● EXTRACTED MATERIAL:
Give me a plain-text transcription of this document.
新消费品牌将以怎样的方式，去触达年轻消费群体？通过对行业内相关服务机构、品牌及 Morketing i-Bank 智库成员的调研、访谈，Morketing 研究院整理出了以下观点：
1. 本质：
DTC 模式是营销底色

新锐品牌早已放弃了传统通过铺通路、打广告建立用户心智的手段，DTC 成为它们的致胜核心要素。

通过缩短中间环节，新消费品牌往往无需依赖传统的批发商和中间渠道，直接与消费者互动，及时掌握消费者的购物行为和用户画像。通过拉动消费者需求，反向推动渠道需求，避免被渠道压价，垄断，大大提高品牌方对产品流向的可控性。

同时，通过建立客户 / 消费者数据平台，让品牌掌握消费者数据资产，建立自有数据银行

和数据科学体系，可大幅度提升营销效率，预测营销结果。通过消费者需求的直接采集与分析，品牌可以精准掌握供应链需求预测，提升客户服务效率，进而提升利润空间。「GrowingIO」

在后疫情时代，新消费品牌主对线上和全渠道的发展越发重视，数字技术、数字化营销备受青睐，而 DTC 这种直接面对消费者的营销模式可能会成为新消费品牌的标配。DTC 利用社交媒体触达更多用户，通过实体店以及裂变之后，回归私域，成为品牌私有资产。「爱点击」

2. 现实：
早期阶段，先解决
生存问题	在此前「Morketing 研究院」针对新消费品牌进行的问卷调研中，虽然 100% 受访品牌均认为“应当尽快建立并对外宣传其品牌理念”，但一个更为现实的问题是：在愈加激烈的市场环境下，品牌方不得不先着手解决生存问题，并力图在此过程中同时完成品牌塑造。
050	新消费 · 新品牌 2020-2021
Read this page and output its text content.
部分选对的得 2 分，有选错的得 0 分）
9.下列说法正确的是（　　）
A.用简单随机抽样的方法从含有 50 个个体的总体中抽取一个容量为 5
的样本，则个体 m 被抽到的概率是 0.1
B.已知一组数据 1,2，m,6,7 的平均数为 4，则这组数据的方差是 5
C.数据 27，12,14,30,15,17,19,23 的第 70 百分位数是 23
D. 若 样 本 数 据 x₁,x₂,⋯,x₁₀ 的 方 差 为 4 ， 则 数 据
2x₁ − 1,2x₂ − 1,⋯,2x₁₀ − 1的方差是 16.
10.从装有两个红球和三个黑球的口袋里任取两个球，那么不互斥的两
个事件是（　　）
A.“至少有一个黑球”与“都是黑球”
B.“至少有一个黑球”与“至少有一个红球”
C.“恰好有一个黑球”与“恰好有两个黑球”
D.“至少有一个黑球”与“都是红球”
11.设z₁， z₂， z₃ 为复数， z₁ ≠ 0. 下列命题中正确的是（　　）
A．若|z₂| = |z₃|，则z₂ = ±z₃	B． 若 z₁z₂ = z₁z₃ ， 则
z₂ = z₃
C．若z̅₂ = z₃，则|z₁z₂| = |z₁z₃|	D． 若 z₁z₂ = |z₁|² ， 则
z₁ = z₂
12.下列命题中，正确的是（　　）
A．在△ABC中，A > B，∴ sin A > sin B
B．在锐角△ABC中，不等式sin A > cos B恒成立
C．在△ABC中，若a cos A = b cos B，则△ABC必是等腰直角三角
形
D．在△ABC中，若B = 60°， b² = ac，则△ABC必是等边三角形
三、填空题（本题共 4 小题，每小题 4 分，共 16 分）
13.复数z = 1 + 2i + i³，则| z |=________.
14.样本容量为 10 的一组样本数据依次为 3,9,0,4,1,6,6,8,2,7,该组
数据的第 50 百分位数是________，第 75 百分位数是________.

● CHALLENGE:
Your task is to list each line of the records with the word "z₁z₂".

● EXERCISE SOLUTION:
A．若|z₂| = |z₃|，则z₂ = ±z₃	B． 若 z₁z₂ = z₁z₃ ， 则
C．若z̅₂ = z₃，则|z₁z₂| = |z₁z₃|	D． 若 z₁z₂ = |z₁|² ， 则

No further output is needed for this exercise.